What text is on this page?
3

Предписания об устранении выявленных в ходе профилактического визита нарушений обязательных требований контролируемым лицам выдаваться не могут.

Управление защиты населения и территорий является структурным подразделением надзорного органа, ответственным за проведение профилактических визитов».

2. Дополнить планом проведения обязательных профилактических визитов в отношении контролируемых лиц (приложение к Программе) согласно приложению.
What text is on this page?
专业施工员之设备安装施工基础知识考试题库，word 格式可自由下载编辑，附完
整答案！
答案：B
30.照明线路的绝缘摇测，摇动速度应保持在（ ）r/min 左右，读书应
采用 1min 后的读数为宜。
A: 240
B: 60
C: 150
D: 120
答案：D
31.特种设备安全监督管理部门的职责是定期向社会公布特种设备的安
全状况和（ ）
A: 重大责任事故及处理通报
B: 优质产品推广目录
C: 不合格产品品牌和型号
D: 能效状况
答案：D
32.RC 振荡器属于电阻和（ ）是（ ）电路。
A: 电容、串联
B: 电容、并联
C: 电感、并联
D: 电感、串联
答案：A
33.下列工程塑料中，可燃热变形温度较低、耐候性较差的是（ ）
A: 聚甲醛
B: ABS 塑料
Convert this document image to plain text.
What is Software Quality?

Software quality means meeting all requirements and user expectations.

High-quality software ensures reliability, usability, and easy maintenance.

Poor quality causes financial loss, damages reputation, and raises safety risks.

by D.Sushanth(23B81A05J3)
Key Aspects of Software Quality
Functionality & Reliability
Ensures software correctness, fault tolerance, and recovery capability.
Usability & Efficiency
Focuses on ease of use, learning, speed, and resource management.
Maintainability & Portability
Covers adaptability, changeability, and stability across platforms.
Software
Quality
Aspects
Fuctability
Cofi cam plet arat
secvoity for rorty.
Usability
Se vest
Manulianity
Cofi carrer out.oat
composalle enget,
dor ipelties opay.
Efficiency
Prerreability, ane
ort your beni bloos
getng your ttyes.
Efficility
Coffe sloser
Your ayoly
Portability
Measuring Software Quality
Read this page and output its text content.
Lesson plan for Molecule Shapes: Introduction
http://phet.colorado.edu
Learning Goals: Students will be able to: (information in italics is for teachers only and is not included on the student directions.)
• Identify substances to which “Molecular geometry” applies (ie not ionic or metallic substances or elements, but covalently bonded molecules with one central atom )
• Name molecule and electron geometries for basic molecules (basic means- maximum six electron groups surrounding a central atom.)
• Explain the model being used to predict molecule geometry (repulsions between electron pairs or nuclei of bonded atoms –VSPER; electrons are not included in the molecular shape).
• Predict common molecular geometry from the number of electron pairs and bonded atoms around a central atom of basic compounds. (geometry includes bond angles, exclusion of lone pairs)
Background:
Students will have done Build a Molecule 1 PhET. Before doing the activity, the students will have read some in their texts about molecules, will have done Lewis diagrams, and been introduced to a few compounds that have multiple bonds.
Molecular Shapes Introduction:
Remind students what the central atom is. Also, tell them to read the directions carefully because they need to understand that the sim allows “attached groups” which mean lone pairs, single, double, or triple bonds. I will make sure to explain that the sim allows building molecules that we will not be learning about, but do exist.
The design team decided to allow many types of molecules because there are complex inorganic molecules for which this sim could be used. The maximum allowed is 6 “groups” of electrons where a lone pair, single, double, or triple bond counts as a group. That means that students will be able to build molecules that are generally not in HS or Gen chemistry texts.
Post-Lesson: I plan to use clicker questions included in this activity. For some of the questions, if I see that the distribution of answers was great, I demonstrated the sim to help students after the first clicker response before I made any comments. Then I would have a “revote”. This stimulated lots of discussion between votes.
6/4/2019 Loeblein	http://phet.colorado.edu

# # #

In the material above, how many lines hold the word "this"? Say only the number.

6